Dataset records on visual material
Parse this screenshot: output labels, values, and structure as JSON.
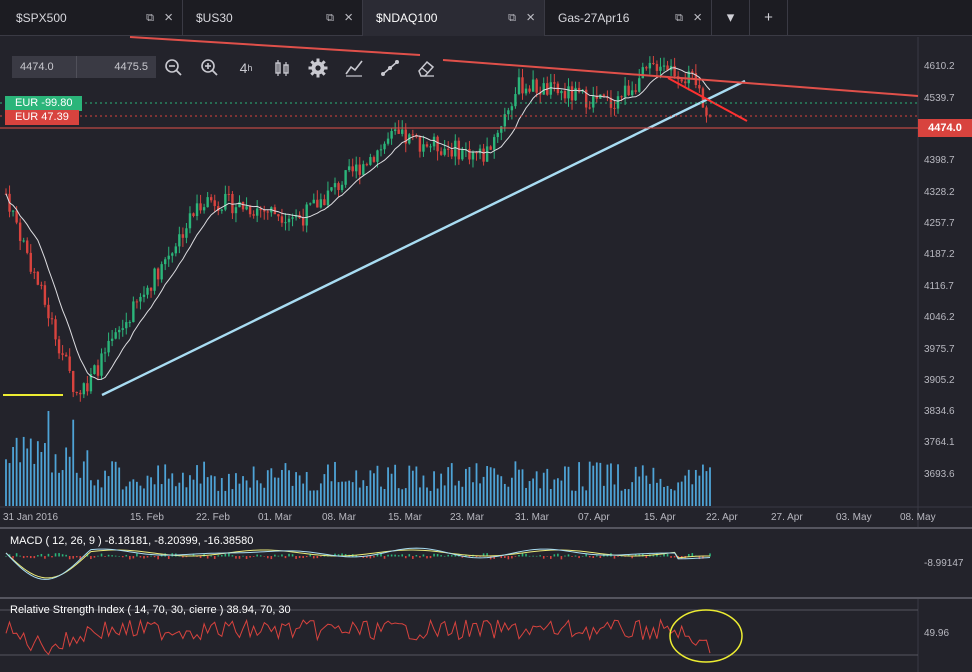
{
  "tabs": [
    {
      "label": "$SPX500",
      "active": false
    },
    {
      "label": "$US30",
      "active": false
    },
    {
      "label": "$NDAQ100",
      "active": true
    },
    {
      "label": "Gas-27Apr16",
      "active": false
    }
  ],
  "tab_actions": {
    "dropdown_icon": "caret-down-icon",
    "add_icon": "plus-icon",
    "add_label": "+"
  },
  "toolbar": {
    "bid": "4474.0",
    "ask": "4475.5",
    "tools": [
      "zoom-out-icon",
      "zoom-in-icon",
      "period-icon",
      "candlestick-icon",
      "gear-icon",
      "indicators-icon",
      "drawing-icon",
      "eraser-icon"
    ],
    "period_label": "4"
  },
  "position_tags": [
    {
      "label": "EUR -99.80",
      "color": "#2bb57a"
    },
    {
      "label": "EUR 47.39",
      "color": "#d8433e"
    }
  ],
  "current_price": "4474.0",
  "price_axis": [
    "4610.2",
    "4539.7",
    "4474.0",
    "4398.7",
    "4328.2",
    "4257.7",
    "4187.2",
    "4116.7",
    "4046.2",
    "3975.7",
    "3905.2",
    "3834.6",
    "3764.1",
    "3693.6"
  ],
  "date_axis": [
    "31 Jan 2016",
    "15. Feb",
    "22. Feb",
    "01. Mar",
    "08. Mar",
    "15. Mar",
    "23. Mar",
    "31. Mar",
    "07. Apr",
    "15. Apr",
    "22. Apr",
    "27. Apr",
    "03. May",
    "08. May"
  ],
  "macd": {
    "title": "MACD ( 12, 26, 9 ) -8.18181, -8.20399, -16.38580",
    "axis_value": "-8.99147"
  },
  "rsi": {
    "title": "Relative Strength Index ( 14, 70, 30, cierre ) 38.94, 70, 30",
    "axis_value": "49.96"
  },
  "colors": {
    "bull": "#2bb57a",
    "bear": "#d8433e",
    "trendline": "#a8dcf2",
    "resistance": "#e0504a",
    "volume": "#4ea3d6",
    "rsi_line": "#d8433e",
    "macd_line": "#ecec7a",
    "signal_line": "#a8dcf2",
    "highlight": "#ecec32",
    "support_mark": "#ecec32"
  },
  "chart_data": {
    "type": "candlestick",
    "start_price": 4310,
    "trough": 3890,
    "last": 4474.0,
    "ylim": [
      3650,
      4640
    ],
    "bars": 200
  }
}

### WRITTEN INSTRUCTION
The data should be printed again unchanged; leave its pictures out.

### OUTPUT FOR THIS EXERCISE
Parse this screenshot: output labels, values, and structure as JSON.
{
  "tabs": [
    {
      "label": "$SPX500",
      "active": false
    },
    {
      "label": "$US30",
      "active": false
    },
    {
      "label": "$NDAQ100",
      "active": true
    },
    {
      "label": "Gas-27Apr16",
      "active": false
    }
  ],
  "tab_actions": {
    "dropdown_icon": "caret-down-icon",
    "add_icon": "plus-icon",
    "add_label": "+"
  },
  "toolbar": {
    "bid": "4474.0",
    "ask": "4475.5",
    "tools": [
      "zoom-out-icon",
      "zoom-in-icon",
      "period-icon",
      "candlestick-icon",
      "gear-icon",
      "indicators-icon",
      "drawing-icon",
      "eraser-icon"
    ],
    "period_label": "4"
  },
  "position_tags": [
    {
      "label": "EUR -99.80",
      "color": "#2bb57a"
    },
    {
      "label": "EUR 47.39",
      "color": "#d8433e"
    }
  ],
  "current_price": "4474.0",
  "price_axis": [
    "4610.2",
    "4539.7",
    "4474.0",
    "4398.7",
    "4328.2",
    "4257.7",
    "4187.2",
    "4116.7",
    "4046.2",
    "3975.7",
    "3905.2",
    "3834.6",
    "3764.1",
    "3693.6"
  ],
  "date_axis": [
    "31 Jan 2016",
    "15. Feb",
    "22. Feb",
    "01. Mar",
    "08. Mar",
    "15. Mar",
    "23. Mar",
    "31. Mar",
    "07. Apr",
    "15. Apr",
    "22. Apr",
    "27. Apr",
    "03. May",
    "08. May"
  ],
  "macd": {
    "title": "MACD ( 12, 26, 9 ) -8.18181, -8.20399, -16.38580",
    "axis_value": "-8.99147"
  },
  "rsi": {
    "title": "Relative Strength Index ( 14, 70, 30, cierre ) 38.94, 70, 30",
    "axis_value": "49.96"
  },
  "colors": {
    "bull": "#2bb57a",
    "bear": "#d8433e",
    "trendline": "#a8dcf2",
    "resistance": "#e0504a",
    "volume": "#4ea3d6",
    "rsi_line": "#d8433e",
    "macd_line": "#ecec7a",
    "signal_line": "#a8dcf2",
    "highlight": "#ecec32",
    "support_mark": "#ecec32"
  },
  "chart_data": {
    "type": "candlestick",
    "start_price": 4310,
    "trough": 3890,
    "last": 4474.0,
    "ylim": [
      3650,
      4640
    ],
    "bars": 200
  }
}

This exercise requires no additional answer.